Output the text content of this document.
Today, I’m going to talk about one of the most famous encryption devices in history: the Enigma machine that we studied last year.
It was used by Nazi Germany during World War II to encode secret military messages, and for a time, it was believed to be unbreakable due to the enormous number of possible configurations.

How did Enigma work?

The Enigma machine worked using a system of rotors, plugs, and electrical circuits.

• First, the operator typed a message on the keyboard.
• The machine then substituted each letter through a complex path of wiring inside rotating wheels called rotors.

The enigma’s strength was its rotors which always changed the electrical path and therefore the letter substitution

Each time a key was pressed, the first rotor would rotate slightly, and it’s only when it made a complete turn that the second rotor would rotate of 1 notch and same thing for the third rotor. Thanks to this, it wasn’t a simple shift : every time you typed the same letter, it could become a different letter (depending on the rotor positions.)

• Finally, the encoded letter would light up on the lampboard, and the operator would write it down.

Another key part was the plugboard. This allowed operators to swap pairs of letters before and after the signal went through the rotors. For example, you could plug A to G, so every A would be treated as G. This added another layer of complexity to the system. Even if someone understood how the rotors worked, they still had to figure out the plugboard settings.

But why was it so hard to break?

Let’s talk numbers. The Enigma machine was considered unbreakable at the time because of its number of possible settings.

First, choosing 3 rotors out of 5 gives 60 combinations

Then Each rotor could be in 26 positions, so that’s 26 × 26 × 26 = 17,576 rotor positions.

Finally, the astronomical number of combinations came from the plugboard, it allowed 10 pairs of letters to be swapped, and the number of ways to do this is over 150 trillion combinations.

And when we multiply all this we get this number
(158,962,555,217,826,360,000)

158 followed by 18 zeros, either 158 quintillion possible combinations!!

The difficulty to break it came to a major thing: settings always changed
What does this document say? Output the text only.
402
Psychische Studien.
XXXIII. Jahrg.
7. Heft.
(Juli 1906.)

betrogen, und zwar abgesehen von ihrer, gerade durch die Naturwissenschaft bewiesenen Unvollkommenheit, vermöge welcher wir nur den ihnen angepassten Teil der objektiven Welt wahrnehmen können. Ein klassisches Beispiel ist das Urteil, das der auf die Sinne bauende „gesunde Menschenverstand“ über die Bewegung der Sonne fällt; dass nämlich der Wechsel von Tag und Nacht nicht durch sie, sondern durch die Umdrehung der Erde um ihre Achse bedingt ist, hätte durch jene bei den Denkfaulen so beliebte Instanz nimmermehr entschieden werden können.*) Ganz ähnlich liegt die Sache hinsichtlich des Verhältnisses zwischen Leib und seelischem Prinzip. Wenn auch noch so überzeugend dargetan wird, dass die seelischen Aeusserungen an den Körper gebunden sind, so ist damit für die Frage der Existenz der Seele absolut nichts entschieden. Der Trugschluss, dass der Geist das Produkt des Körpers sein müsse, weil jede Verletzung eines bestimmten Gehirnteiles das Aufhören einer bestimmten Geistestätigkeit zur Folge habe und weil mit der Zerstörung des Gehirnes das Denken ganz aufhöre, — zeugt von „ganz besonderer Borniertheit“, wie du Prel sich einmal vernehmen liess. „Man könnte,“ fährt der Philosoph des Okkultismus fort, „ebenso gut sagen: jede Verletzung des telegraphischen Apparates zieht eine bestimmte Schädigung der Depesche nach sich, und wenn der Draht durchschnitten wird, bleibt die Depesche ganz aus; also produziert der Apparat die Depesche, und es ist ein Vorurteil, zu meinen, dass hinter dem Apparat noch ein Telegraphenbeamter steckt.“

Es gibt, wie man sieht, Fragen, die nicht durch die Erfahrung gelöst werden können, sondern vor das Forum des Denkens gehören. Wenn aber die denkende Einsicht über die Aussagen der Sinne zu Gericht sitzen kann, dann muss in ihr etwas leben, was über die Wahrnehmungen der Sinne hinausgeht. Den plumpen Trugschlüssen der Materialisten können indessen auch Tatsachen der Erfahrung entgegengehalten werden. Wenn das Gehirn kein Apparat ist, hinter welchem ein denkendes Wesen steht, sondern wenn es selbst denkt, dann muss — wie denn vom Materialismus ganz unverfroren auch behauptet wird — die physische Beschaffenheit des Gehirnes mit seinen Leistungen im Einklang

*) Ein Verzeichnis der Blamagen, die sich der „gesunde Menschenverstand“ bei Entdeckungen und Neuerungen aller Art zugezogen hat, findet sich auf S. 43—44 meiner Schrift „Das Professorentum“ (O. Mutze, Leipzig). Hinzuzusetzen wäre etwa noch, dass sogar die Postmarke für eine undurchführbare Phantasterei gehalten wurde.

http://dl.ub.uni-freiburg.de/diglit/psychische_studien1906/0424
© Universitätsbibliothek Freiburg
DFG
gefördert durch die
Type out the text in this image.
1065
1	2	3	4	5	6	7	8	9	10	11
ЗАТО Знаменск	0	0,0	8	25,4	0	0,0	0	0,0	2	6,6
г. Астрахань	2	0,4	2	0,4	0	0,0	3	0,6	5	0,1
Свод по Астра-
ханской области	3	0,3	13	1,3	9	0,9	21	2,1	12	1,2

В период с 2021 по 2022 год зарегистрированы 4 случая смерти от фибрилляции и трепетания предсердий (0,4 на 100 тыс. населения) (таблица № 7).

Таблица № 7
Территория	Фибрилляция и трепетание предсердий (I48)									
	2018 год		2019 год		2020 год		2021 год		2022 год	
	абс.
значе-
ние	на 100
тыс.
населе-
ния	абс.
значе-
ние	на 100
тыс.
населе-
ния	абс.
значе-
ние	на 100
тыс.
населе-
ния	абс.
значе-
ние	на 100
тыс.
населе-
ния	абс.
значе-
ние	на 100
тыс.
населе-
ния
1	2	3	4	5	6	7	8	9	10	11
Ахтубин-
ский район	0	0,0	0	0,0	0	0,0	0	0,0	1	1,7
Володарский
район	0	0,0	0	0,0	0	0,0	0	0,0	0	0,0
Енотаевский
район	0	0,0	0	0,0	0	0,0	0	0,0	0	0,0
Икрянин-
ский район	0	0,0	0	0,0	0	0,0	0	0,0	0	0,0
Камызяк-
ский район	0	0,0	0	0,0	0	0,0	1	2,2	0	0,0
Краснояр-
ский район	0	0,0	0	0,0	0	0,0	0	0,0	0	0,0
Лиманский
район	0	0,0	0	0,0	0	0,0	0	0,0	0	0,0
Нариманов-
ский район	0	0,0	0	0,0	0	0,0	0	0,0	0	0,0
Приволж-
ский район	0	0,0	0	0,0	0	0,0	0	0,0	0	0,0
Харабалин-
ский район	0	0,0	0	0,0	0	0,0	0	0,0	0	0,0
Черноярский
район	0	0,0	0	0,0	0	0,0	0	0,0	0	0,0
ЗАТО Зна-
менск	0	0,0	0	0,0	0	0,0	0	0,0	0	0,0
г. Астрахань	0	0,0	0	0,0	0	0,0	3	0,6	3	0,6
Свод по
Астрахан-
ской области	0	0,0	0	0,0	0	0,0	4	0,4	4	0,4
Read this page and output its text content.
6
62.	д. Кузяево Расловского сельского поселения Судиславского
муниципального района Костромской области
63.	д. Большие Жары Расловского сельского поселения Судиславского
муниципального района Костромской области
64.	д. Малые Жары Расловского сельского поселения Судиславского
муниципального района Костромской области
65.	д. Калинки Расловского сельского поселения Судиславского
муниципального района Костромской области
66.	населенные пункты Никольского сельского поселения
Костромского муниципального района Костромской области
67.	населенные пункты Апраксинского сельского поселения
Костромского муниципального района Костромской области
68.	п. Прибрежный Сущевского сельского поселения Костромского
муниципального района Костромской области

____________________

Copy out exactly the lines between the line with "Type out the text in this image." and the last line of the entries, counting both of those lines.

Type out the text in this image.
1065
1	2	3	4	5	6	7	8	9	10	11
ЗАТО Знаменск	0	0,0	8	25,4	0	0,0	0	0,0	2	6,6
г. Астрахань	2	0,4	2	0,4	0	0,0	3	0,6	5	0,1
Свод по Астра-
ханской области	3	0,3	13	1,3	9	0,9	21	2,1	12	1,2

В период с 2021 по 2022 год зарегистрированы 4 случая смерти от фибрилляции и трепетания предсердий (0,4 на 100 тыс. населения) (таблица № 7).

Таблица № 7
Территория	Фибрилляция и трепетание предсердий (I48)									
	2018 год		2019 год		2020 год		2021 год		2022 год	
	абс.
значе-
ние	на 100
тыс.
населе-
ния	абс.
значе-
ние	на 100
тыс.
населе-
ния	абс.
значе-
ние	на 100
тыс.
населе-
ния	абс.
значе-
ние	на 100
тыс.
населе-
ния	абс.
значе-
ние	на 100
тыс.
населе-
ния
1	2	3	4	5	6	7	8	9	10	11
Ахтубин-
ский район	0	0,0	0	0,0	0	0,0	0	0,0	1	1,7
Володарский
район	0	0,0	0	0,0	0	0,0	0	0,0	0	0,0
Енотаевский
район	0	0,0	0	0,0	0	0,0	0	0,0	0	0,0
Икрянин-
ский район	0	0,0	0	0,0	0	0,0	0	0,0	0	0,0
Камызяк-
ский район	0	0,0	0	0,0	0	0,0	1	2,2	0	0,0
Краснояр-
ский район	0	0,0	0	0,0	0	0,0	0	0,0	0	0,0
Лиманский
район	0	0,0	0	0,0	0	0,0	0	0,0	0	0,0
Нариманов-
ский район	0	0,0	0	0,0	0	0,0	0	0,0	0	0,0
Приволж-
ский район	0	0,0	0	0,0	0	0,0	0	0,0	0	0,0
Харабалин-
ский район	0	0,0	0	0,0	0	0,0	0	0,0	0	0,0
Черноярский
район	0	0,0	0	0,0	0	0,0	0	0,0	0	0,0
ЗАТО Зна-
менск	0	0,0	0	0,0	0	0,0	0	0,0	0	0,0
г. Астрахань	0	0,0	0	0,0	0	0,0	3	0,6	3	0,6
Свод по
Астрахан-
ской области	0	0,0	0	0,0	0	0,0	4	0,4	4	0,4
Read this page and output its text content.
6
62.	д. Кузяево Расловского сельского поселения Судиславского
муниципального района Костромской области
63.	д. Большие Жары Расловского сельского поселения Судиславского
муниципального района Костромской области
64.	д. Малые Жары Расловского сельского поселения Судиславского
муниципального района Костромской области
65.	д. Калинки Расловского сельского поселения Судиславского
муниципального района Костромской области
66.	населенные пункты Никольского сельского поселения
Костромского муниципального района Костромской области
67.	населенные пункты Апраксинского сельского поселения
Костромского муниципального района Костромской области
68.	п. Прибрежный Сущевского сельского поселения Костромского
муниципального района Костромской области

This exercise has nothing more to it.